### [BRIEF]
Where does the string "neat" appear? Copy every line of the entries below that holds it.

### [INFORMATION GIVEN]
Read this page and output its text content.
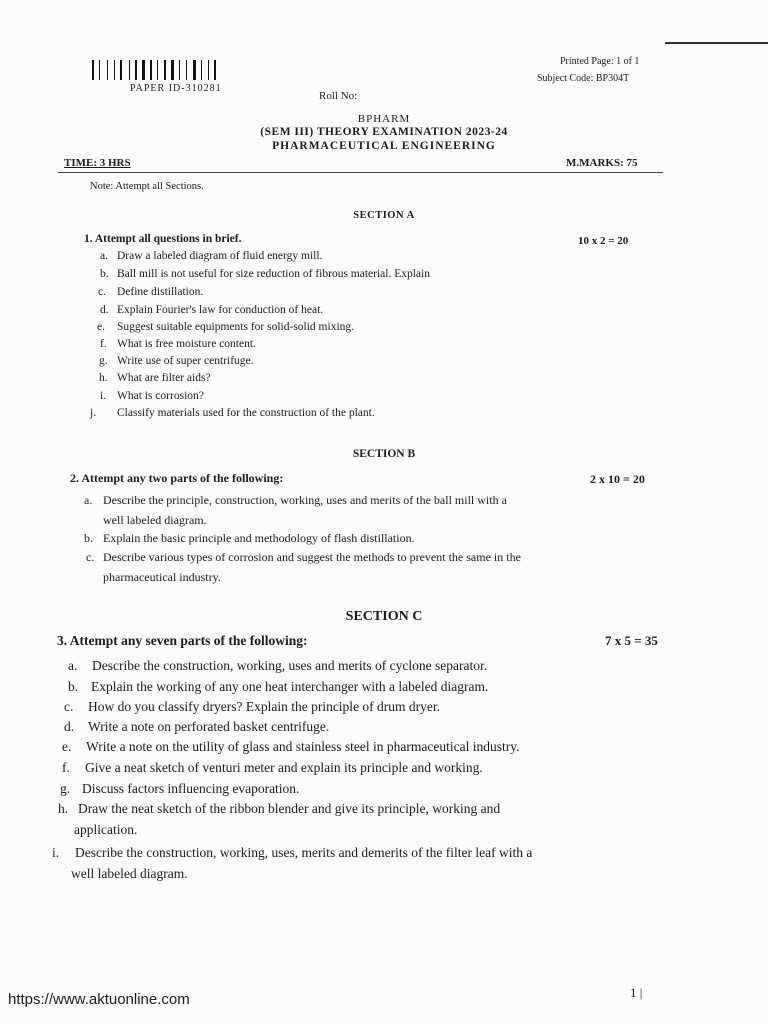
PAPER ID-310281
Printed Page: 1 of 1
Subject Code: BP304T
Roll No:
BPHARM
(SEM III) THEORY EXAMINATION 2023-24
PHARMACEUTICAL ENGINEERING
TIME: 3 HRS	M.MARKS: 75
Note: Attempt all Sections.
SECTION A
1. Attempt all questions in brief.	10 x 2 = 20
SECTION B
2. Attempt any two parts of the following:	2 x 10 = 20
SECTION C
3. Attempt any seven parts of the following:	7 x 5 = 35
1 |
https://www.aktuonline.com
a. Draw a labeled diagram of fluid energy mill.
b. Ball mill is not useful for size reduction of fibrous material. Explain
c. Define distillation.
d. Explain Fourier's law for conduction of heat.
e. Suggest suitable equipments for solid-solid mixing.
f. What is free moisture content.
g. Write use of super centrifuge.
h. What are filter aids?
i. What is corrosion?
j. Classify materials used for the construction of the plant.
a. Describe the principle, construction, working, uses and merits of the ball mill with a
well labeled diagram.
b. Explain the basic principle and methodology of flash distillation.
c. Describe various types of corrosion and suggest the methods to prevent the same in the
pharmaceutical industry.
a. Describe the construction, working, uses and merits of cyclone separator.
b. Explain the working of any one heat interchanger with a labeled diagram.
c. How do you classify dryers? Explain the principle of drum dryer.
d. Write a note on perforated basket centrifuge.
e. Write a note on the utility of glass and stainless steel in pharmaceutical industry.
f. Give a neat sketch of venturi meter and explain its principle and working.
g. Discuss factors influencing evaporation.
h. Draw the neat sketch of the ribbon blender and give its principle, working and
application.
i. Describe the construction, working, uses, merits and demerits of the filter leaf with a
well labeled diagram.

### [SOLUTION]
f. Give a neat sketch of venturi meter and explain its principle and working.
h. Draw the neat sketch of the ribbon blender and give its principle, working and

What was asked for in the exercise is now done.